Set problem >>
Write each record again exactly as it stands.
** Begin Records supplied **
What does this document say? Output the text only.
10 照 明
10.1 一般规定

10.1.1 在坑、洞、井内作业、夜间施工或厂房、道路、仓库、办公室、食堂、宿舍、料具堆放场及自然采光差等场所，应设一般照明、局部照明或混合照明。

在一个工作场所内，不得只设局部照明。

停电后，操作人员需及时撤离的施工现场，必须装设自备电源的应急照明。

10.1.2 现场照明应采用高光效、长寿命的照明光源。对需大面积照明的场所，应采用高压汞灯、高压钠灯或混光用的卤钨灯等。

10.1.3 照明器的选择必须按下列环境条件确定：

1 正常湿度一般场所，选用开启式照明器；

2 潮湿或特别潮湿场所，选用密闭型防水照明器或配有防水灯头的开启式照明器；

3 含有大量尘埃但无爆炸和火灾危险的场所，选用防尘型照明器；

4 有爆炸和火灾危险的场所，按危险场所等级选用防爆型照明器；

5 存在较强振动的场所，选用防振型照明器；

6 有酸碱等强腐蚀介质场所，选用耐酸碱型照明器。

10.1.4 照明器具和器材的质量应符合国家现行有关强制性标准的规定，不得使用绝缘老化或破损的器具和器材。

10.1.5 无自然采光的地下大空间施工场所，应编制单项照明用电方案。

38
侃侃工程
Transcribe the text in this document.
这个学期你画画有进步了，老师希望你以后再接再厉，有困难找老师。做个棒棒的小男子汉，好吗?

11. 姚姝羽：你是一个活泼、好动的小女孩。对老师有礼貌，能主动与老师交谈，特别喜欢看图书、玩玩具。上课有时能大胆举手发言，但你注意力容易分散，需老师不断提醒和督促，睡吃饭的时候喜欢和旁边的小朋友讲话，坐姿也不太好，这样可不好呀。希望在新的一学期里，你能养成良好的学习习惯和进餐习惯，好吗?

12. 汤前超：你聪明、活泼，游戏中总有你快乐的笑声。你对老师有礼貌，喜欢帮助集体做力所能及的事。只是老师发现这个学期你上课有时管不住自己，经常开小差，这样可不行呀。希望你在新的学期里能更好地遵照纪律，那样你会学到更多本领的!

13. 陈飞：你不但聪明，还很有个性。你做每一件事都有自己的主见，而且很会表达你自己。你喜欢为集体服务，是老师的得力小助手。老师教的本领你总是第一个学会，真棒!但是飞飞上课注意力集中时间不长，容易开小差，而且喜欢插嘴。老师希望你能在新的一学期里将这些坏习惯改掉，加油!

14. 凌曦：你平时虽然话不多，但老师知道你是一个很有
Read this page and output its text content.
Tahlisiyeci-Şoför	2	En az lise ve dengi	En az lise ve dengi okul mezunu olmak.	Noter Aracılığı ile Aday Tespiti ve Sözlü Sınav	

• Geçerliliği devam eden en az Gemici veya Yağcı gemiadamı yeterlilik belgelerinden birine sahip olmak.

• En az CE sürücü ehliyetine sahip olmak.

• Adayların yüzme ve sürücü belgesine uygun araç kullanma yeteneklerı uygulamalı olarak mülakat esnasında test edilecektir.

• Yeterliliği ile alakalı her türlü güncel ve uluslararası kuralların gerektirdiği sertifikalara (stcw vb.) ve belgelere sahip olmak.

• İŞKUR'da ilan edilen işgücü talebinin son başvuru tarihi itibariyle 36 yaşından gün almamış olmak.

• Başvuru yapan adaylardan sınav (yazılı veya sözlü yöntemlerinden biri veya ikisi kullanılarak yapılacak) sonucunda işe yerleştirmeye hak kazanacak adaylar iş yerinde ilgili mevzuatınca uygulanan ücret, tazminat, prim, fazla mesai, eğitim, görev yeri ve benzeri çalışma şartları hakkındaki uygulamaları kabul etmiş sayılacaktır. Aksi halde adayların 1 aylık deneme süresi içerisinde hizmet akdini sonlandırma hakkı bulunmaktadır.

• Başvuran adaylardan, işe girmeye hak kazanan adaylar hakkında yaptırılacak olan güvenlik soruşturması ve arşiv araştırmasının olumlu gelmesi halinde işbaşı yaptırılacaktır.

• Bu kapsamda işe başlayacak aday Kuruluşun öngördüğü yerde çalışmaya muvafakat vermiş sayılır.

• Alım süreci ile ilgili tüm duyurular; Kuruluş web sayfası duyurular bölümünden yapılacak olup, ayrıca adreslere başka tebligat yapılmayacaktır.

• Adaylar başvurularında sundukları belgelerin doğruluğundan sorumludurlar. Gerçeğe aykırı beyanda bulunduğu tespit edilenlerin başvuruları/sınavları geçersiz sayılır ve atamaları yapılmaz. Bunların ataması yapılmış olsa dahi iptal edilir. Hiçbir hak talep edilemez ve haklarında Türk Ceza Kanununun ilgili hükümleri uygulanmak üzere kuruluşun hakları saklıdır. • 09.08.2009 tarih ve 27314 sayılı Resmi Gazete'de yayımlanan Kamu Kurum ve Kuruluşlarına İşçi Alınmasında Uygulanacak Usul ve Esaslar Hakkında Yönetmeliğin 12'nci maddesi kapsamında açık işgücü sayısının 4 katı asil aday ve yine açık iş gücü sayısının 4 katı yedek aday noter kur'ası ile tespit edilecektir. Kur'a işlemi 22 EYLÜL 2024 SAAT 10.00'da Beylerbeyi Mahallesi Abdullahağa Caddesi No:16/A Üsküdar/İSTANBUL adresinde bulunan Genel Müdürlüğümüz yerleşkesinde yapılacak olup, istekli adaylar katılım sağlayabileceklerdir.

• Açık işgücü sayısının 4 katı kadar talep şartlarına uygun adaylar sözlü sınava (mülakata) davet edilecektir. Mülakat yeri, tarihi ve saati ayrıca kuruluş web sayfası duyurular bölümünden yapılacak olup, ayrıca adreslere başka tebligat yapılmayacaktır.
** End Records supplied **
Finished exercise >>
What does this document say? Output the text only.
10 照 明
10.1 一般规定

10.1.1 在坑、洞、井内作业、夜间施工或厂房、道路、仓库、办公室、食堂、宿舍、料具堆放场及自然采光差等场所，应设一般照明、局部照明或混合照明。

在一个工作场所内，不得只设局部照明。

停电后，操作人员需及时撤离的施工现场，必须装设自备电源的应急照明。

10.1.2 现场照明应采用高光效、长寿命的照明光源。对需大面积照明的场所，应采用高压汞灯、高压钠灯或混光用的卤钨灯等。

10.1.3 照明器的选择必须按下列环境条件确定：

1 正常湿度一般场所，选用开启式照明器；

2 潮湿或特别潮湿场所，选用密闭型防水照明器或配有防水灯头的开启式照明器；

3 含有大量尘埃但无爆炸和火灾危险的场所，选用防尘型照明器；

4 有爆炸和火灾危险的场所，按危险场所等级选用防爆型照明器；

5 存在较强振动的场所，选用防振型照明器；

6 有酸碱等强腐蚀介质场所，选用耐酸碱型照明器。

10.1.4 照明器具和器材的质量应符合国家现行有关强制性标准的规定，不得使用绝缘老化或破损的器具和器材。

10.1.5 无自然采光的地下大空间施工场所，应编制单项照明用电方案。

38
侃侃工程
Transcribe the text in this document.
这个学期你画画有进步了，老师希望你以后再接再厉，有困难找老师。做个棒棒的小男子汉，好吗?

11. 姚姝羽：你是一个活泼、好动的小女孩。对老师有礼貌，能主动与老师交谈，特别喜欢看图书、玩玩具。上课有时能大胆举手发言，但你注意力容易分散，需老师不断提醒和督促，睡吃饭的时候喜欢和旁边的小朋友讲话，坐姿也不太好，这样可不好呀。希望在新的一学期里，你能养成良好的学习习惯和进餐习惯，好吗?

12. 汤前超：你聪明、活泼，游戏中总有你快乐的笑声。你对老师有礼貌，喜欢帮助集体做力所能及的事。只是老师发现这个学期你上课有时管不住自己，经常开小差，这样可不行呀。希望你在新的学期里能更好地遵照纪律，那样你会学到更多本领的!

13. 陈飞：你不但聪明，还很有个性。你做每一件事都有自己的主见，而且很会表达你自己。你喜欢为集体服务，是老师的得力小助手。老师教的本领你总是第一个学会，真棒!但是飞飞上课注意力集中时间不长，容易开小差，而且喜欢插嘴。老师希望你能在新的一学期里将这些坏习惯改掉，加油!

14. 凌曦：你平时虽然话不多，但老师知道你是一个很有
Read this page and output its text content.
Tahlisiyeci-Şoför	2	En az lise ve dengi	En az lise ve dengi okul mezunu olmak.	Noter Aracılığı ile Aday Tespiti ve Sözlü Sınav	

• Geçerliliği devam eden en az Gemici veya Yağcı gemiadamı yeterlilik belgelerinden birine sahip olmak.

• En az CE sürücü ehliyetine sahip olmak.

• Adayların yüzme ve sürücü belgesine uygun araç kullanma yeteneklerı uygulamalı olarak mülakat esnasında test edilecektir.

• Yeterliliği ile alakalı her türlü güncel ve uluslararası kuralların gerektirdiği sertifikalara (stcw vb.) ve belgelere sahip olmak.

• İŞKUR'da ilan edilen işgücü talebinin son başvuru tarihi itibariyle 36 yaşından gün almamış olmak.

• Başvuru yapan adaylardan sınav (yazılı veya sözlü yöntemlerinden biri veya ikisi kullanılarak yapılacak) sonucunda işe yerleştirmeye hak kazanacak adaylar iş yerinde ilgili mevzuatınca uygulanan ücret, tazminat, prim, fazla mesai, eğitim, görev yeri ve benzeri çalışma şartları hakkındaki uygulamaları kabul etmiş sayılacaktır. Aksi halde adayların 1 aylık deneme süresi içerisinde hizmet akdini sonlandırma hakkı bulunmaktadır.

• Başvuran adaylardan, işe girmeye hak kazanan adaylar hakkında yaptırılacak olan güvenlik soruşturması ve arşiv araştırmasının olumlu gelmesi halinde işbaşı yaptırılacaktır.

• Bu kapsamda işe başlayacak aday Kuruluşun öngördüğü yerde çalışmaya muvafakat vermiş sayılır.

• Alım süreci ile ilgili tüm duyurular; Kuruluş web sayfası duyurular bölümünden yapılacak olup, ayrıca adreslere başka tebligat yapılmayacaktır.

• Adaylar başvurularında sundukları belgelerin doğruluğundan sorumludurlar. Gerçeğe aykırı beyanda bulunduğu tespit edilenlerin başvuruları/sınavları geçersiz sayılır ve atamaları yapılmaz. Bunların ataması yapılmış olsa dahi iptal edilir. Hiçbir hak talep edilemez ve haklarında Türk Ceza Kanununun ilgili hükümleri uygulanmak üzere kuruluşun hakları saklıdır. • 09.08.2009 tarih ve 27314 sayılı Resmi Gazete'de yayımlanan Kamu Kurum ve Kuruluşlarına İşçi Alınmasında Uygulanacak Usul ve Esaslar Hakkında Yönetmeliğin 12'nci maddesi kapsamında açık işgücü sayısının 4 katı asil aday ve yine açık iş gücü sayısının 4 katı yedek aday noter kur'ası ile tespit edilecektir. Kur'a işlemi 22 EYLÜL 2024 SAAT 10.00'da Beylerbeyi Mahallesi Abdullahağa Caddesi No:16/A Üsküdar/İSTANBUL adresinde bulunan Genel Müdürlüğümüz yerleşkesinde yapılacak olup, istekli adaylar katılım sağlayabileceklerdir.

• Açık işgücü sayısının 4 katı kadar talep şartlarına uygun adaylar sözlü sınava (mülakata) davet edilecektir. Mülakat yeri, tarihi ve saati ayrıca kuruluş web sayfası duyurular bölümünden yapılacak olup, ayrıca adreslere başka tebligat yapılmayacaktır.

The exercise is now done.